TASK GOAL » Please transcribe the records precisely; pictures stay out of your copy.

- - - - - - -

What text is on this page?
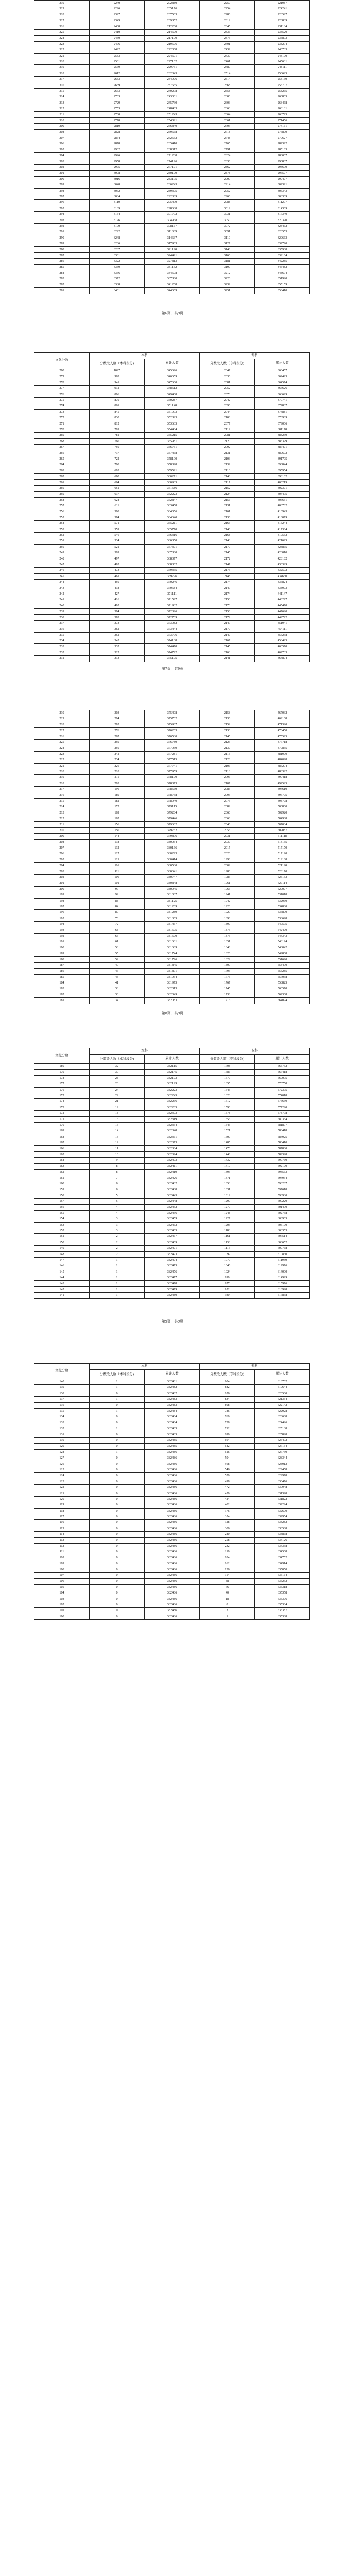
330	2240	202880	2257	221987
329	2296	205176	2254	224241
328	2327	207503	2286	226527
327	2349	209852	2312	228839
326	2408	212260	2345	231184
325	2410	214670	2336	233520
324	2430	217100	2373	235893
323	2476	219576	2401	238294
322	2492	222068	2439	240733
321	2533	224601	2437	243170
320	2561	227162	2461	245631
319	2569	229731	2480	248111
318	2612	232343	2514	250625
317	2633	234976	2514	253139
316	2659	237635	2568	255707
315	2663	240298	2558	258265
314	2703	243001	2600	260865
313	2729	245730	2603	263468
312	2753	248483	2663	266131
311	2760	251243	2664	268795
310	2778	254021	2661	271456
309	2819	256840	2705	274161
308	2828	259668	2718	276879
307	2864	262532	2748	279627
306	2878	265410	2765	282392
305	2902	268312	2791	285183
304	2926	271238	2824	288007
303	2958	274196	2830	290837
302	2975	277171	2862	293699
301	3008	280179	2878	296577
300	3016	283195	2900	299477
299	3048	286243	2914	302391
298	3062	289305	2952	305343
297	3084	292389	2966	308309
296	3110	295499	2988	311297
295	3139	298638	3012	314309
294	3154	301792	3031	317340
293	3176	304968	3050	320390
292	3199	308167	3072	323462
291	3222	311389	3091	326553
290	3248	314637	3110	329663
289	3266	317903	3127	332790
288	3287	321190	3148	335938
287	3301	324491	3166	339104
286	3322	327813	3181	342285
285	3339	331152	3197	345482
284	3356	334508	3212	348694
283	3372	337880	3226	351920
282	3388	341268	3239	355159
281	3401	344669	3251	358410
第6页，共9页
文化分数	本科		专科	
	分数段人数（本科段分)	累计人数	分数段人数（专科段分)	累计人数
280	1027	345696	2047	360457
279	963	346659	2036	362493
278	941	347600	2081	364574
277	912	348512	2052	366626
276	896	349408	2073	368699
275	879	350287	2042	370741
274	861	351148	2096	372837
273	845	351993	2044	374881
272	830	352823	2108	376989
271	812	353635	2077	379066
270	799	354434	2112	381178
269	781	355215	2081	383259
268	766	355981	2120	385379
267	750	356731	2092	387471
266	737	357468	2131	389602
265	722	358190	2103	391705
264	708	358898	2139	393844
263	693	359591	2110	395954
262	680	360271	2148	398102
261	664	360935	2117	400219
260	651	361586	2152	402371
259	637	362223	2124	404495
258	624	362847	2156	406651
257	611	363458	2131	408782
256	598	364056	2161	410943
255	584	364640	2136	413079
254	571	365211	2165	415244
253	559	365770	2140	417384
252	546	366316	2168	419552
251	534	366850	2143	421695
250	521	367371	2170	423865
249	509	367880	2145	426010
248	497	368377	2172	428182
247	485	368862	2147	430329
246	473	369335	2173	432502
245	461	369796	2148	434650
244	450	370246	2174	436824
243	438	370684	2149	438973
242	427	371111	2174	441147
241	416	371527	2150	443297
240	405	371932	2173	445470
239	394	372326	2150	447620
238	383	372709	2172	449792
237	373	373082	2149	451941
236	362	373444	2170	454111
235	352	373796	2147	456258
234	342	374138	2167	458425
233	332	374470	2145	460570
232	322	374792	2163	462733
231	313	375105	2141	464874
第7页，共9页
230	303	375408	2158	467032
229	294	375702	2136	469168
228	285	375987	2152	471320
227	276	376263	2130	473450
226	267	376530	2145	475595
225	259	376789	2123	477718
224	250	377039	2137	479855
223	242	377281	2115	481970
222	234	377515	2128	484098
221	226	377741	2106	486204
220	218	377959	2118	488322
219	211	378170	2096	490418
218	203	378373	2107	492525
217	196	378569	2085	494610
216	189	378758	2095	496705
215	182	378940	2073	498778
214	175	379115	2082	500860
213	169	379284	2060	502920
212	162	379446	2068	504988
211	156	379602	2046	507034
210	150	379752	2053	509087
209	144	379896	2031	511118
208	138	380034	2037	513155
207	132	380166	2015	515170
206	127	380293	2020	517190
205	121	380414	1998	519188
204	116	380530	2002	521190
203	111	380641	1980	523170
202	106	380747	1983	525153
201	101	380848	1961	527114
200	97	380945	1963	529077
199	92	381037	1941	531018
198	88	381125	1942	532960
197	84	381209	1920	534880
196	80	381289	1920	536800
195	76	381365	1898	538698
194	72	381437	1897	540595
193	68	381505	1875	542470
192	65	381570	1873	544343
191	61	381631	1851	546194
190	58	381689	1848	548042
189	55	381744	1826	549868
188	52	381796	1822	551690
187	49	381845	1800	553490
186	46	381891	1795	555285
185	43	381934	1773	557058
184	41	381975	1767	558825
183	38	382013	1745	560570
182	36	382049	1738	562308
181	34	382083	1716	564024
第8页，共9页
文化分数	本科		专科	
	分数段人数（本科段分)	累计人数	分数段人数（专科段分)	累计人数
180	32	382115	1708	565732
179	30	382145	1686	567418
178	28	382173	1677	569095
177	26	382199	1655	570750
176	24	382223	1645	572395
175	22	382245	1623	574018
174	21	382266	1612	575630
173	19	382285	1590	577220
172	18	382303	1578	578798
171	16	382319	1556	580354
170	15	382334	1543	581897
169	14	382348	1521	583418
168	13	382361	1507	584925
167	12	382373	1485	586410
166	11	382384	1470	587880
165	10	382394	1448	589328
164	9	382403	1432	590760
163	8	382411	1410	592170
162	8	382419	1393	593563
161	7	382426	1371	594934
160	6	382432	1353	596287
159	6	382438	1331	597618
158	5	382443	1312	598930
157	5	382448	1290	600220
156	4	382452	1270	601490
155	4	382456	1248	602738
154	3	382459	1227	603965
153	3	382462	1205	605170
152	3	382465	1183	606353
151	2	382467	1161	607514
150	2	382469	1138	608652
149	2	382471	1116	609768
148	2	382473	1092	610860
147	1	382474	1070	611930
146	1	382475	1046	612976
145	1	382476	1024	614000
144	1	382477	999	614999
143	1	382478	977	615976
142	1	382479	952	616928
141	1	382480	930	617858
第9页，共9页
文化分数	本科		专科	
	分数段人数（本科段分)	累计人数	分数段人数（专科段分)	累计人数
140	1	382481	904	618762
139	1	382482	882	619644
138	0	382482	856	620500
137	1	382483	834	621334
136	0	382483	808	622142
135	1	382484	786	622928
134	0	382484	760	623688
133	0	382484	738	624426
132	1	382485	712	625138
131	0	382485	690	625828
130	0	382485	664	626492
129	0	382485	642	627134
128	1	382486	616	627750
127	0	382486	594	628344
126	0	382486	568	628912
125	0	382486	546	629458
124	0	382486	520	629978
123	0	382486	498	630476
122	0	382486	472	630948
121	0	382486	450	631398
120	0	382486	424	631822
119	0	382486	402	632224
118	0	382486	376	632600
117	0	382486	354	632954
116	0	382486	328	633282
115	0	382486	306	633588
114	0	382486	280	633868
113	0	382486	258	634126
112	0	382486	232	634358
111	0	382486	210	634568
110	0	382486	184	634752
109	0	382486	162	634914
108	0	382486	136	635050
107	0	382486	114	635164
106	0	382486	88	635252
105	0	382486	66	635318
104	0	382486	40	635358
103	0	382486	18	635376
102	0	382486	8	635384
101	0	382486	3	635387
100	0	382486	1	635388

- - - - - - -

THE SOLUTION »
What text is on this page?
330	2240	202880	2257	221987
329	2296	205176	2254	224241
328	2327	207503	2286	226527
327	2349	209852	2312	228839
326	2408	212260	2345	231184
325	2410	214670	2336	233520
324	2430	217100	2373	235893
323	2476	219576	2401	238294
322	2492	222068	2439	240733
321	2533	224601	2437	243170
320	2561	227162	2461	245631
319	2569	229731	2480	248111
318	2612	232343	2514	250625
317	2633	234976	2514	253139
316	2659	237635	2568	255707
315	2663	240298	2558	258265
314	2703	243001	2600	260865
313	2729	245730	2603	263468
312	2753	248483	2663	266131
311	2760	251243	2664	268795
310	2778	254021	2661	271456
309	2819	256840	2705	274161
308	2828	259668	2718	276879
307	2864	262532	2748	279627
306	2878	265410	2765	282392
305	2902	268312	2791	285183
304	2926	271238	2824	288007
303	2958	274196	2830	290837
302	2975	277171	2862	293699
301	3008	280179	2878	296577
300	3016	283195	2900	299477
299	3048	286243	2914	302391
298	3062	289305	2952	305343
297	3084	292389	2966	308309
296	3110	295499	2988	311297
295	3139	298638	3012	314309
294	3154	301792	3031	317340
293	3176	304968	3050	320390
292	3199	308167	3072	323462
291	3222	311389	3091	326553
290	3248	314637	3110	329663
289	3266	317903	3127	332790
288	3287	321190	3148	335938
287	3301	324491	3166	339104
286	3322	327813	3181	342285
285	3339	331152	3197	345482
284	3356	334508	3212	348694
283	3372	337880	3226	351920
282	3388	341268	3239	355159
281	3401	344669	3251	358410
第6页，共9页
文化分数	本科		专科	
	分数段人数（本科段分)	累计人数	分数段人数（专科段分)	累计人数
280	1027	345696	2047	360457
279	963	346659	2036	362493
278	941	347600	2081	364574
277	912	348512	2052	366626
276	896	349408	2073	368699
275	879	350287	2042	370741
274	861	351148	2096	372837
273	845	351993	2044	374881
272	830	352823	2108	376989
271	812	353635	2077	379066
270	799	354434	2112	381178
269	781	355215	2081	383259
268	766	355981	2120	385379
267	750	356731	2092	387471
266	737	357468	2131	389602
265	722	358190	2103	391705
264	708	358898	2139	393844
263	693	359591	2110	395954
262	680	360271	2148	398102
261	664	360935	2117	400219
260	651	361586	2152	402371
259	637	362223	2124	404495
258	624	362847	2156	406651
257	611	363458	2131	408782
256	598	364056	2161	410943
255	584	364640	2136	413079
254	571	365211	2165	415244
253	559	365770	2140	417384
252	546	366316	2168	419552
251	534	366850	2143	421695
250	521	367371	2170	423865
249	509	367880	2145	426010
248	497	368377	2172	428182
247	485	368862	2147	430329
246	473	369335	2173	432502
245	461	369796	2148	434650
244	450	370246	2174	436824
243	438	370684	2149	438973
242	427	371111	2174	441147
241	416	371527	2150	443297
240	405	371932	2173	445470
239	394	372326	2150	447620
238	383	372709	2172	449792
237	373	373082	2149	451941
236	362	373444	2170	454111
235	352	373796	2147	456258
234	342	374138	2167	458425
233	332	374470	2145	460570
232	322	374792	2163	462733
231	313	375105	2141	464874
第7页，共9页
230	303	375408	2158	467032
229	294	375702	2136	469168
228	285	375987	2152	471320
227	276	376263	2130	473450
226	267	376530	2145	475595
225	259	376789	2123	477718
224	250	377039	2137	479855
223	242	377281	2115	481970
222	234	377515	2128	484098
221	226	377741	2106	486204
220	218	377959	2118	488322
219	211	378170	2096	490418
218	203	378373	2107	492525
217	196	378569	2085	494610
216	189	378758	2095	496705
215	182	378940	2073	498778
214	175	379115	2082	500860
213	169	379284	2060	502920
212	162	379446	2068	504988
211	156	379602	2046	507034
210	150	379752	2053	509087
209	144	379896	2031	511118
208	138	380034	2037	513155
207	132	380166	2015	515170
206	127	380293	2020	517190
205	121	380414	1998	519188
204	116	380530	2002	521190
203	111	380641	1980	523170
202	106	380747	1983	525153
201	101	380848	1961	527114
200	97	380945	1963	529077
199	92	381037	1941	531018
198	88	381125	1942	532960
197	84	381209	1920	534880
196	80	381289	1920	536800
195	76	381365	1898	538698
194	72	381437	1897	540595
193	68	381505	1875	542470
192	65	381570	1873	544343
191	61	381631	1851	546194
190	58	381689	1848	548042
189	55	381744	1826	549868
188	52	381796	1822	551690
187	49	381845	1800	553490
186	46	381891	1795	555285
185	43	381934	1773	557058
184	41	381975	1767	558825
183	38	382013	1745	560570
182	36	382049	1738	562308
181	34	382083	1716	564024
第8页，共9页
文化分数	本科		专科	
	分数段人数（本科段分)	累计人数	分数段人数（专科段分)	累计人数
180	32	382115	1708	565732
179	30	382145	1686	567418
178	28	382173	1677	569095
177	26	382199	1655	570750
176	24	382223	1645	572395
175	22	382245	1623	574018
174	21	382266	1612	575630
173	19	382285	1590	577220
172	18	382303	1578	578798
171	16	382319	1556	580354
170	15	382334	1543	581897
169	14	382348	1521	583418
168	13	382361	1507	584925
167	12	382373	1485	586410
166	11	382384	1470	587880
165	10	382394	1448	589328
164	9	382403	1432	590760
163	8	382411	1410	592170
162	8	382419	1393	593563
161	7	382426	1371	594934
160	6	382432	1353	596287
159	6	382438	1331	597618
158	5	382443	1312	598930
157	5	382448	1290	600220
156	4	382452	1270	601490
155	4	382456	1248	602738
154	3	382459	1227	603965
153	3	382462	1205	605170
152	3	382465	1183	606353
151	2	382467	1161	607514
150	2	382469	1138	608652
149	2	382471	1116	609768
148	2	382473	1092	610860
147	1	382474	1070	611930
146	1	382475	1046	612976
145	1	382476	1024	614000
144	1	382477	999	614999
143	1	382478	977	615976
142	1	382479	952	616928
141	1	382480	930	617858
第9页，共9页
文化分数	本科		专科	
	分数段人数（本科段分)	累计人数	分数段人数（专科段分)	累计人数
140	1	382481	904	618762
139	1	382482	882	619644
138	0	382482	856	620500
137	1	382483	834	621334
136	0	382483	808	622142
135	1	382484	786	622928
134	0	382484	760	623688
133	0	382484	738	624426
132	1	382485	712	625138
131	0	382485	690	625828
130	0	382485	664	626492
129	0	382485	642	627134
128	1	382486	616	627750
127	0	382486	594	628344
126	0	382486	568	628912
125	0	382486	546	629458
124	0	382486	520	629978
123	0	382486	498	630476
122	0	382486	472	630948
121	0	382486	450	631398
120	0	382486	424	631822
119	0	382486	402	632224
118	0	382486	376	632600
117	0	382486	354	632954
116	0	382486	328	633282
115	0	382486	306	633588
114	0	382486	280	633868
113	0	382486	258	634126
112	0	382486	232	634358
111	0	382486	210	634568
110	0	382486	184	634752
109	0	382486	162	634914
108	0	382486	136	635050
107	0	382486	114	635164
106	0	382486	88	635252
105	0	382486	66	635318
104	0	382486	40	635358
103	0	382486	18	635376
102	0	382486	8	635384
101	0	382486	3	635387
100	0	382486	1	635388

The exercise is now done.